# Problem requirements:
Nothing may be dropped or altered: reproduce all the data.

# Figure record extracts:
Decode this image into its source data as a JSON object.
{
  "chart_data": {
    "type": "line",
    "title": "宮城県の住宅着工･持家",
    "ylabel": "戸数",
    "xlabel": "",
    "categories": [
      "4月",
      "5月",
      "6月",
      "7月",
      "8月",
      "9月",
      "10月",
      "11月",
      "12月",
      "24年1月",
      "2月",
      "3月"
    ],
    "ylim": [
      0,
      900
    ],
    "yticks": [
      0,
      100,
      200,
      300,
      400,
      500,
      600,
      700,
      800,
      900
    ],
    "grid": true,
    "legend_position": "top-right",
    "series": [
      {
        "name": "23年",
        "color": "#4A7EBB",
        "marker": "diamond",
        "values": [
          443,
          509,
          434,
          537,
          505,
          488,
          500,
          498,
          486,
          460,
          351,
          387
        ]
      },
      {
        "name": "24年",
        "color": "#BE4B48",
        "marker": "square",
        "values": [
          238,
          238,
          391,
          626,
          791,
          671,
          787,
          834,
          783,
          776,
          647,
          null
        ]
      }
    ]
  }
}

# Finished task:
Decode this image into its source data as a JSON object.
{
  "chart_data": {
    "type": "line",
    "title": "宮城県の住宅着工･持家",
    "ylabel": "戸数",
    "xlabel": "",
    "categories": [
      "4月",
      "5月",
      "6月",
      "7月",
      "8月",
      "9月",
      "10月",
      "11月",
      "12月",
      "24年1月",
      "2月",
      "3月"
    ],
    "ylim": [
      0,
      900
    ],
    "yticks": [
      0,
      100,
      200,
      300,
      400,
      500,
      600,
      700,
      800,
      900
    ],
    "grid": true,
    "legend_position": "top-right",
    "series": [
      {
        "name": "23年",
        "color": "#4A7EBB",
        "marker": "diamond",
        "values": [
          443,
          509,
          434,
          537,
          505,
          488,
          500,
          498,
          486,
          460,
          351,
          387
        ]
      },
      {
        "name": "24年",
        "color": "#BE4B48",
        "marker": "square",
        "values": [
          238,
          238,
          391,
          626,
          791,
          671,
          787,
          834,
          783,
          776,
          647,
          null
        ]
      }
    ]
  }
}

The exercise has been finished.